--- Start Data entries ---

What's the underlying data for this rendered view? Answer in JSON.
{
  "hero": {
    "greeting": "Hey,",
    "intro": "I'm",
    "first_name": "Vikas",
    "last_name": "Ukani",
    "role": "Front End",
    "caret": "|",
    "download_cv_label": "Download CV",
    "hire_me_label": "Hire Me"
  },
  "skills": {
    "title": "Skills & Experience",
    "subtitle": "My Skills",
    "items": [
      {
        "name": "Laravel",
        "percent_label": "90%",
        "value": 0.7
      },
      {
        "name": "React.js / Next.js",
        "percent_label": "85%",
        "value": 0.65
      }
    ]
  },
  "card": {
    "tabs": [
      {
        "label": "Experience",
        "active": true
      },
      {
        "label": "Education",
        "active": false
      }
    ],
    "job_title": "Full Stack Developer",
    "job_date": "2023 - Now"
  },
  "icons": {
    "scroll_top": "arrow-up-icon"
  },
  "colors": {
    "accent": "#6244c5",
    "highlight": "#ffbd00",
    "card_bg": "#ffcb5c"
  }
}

--- End Data entries ---

§ **What is being asked**: All of the entries must be quoted exactly; please include each one.

§ **Full answer**:
What's the underlying data for this rendered view? Answer in JSON.
{
  "hero": {
    "greeting": "Hey,",
    "intro": "I'm",
    "first_name": "Vikas",
    "last_name": "Ukani",
    "role": "Front End",
    "caret": "|",
    "download_cv_label": "Download CV",
    "hire_me_label": "Hire Me"
  },
  "skills": {
    "title": "Skills & Experience",
    "subtitle": "My Skills",
    "items": [
      {
        "name": "Laravel",
        "percent_label": "90%",
        "value": 0.7
      },
      {
        "name": "React.js / Next.js",
        "percent_label": "85%",
        "value": 0.65
      }
    ]
  },
  "card": {
    "tabs": [
      {
        "label": "Experience",
        "active": true
      },
      {
        "label": "Education",
        "active": false
      }
    ],
    "job_title": "Full Stack Developer",
    "job_date": "2023 - Now"
  },
  "icons": {
    "scroll_top": "arrow-up-icon"
  },
  "colors": {
    "accent": "#6244c5",
    "highlight": "#ffbd00",
    "card_bg": "#ffcb5c"
  }
}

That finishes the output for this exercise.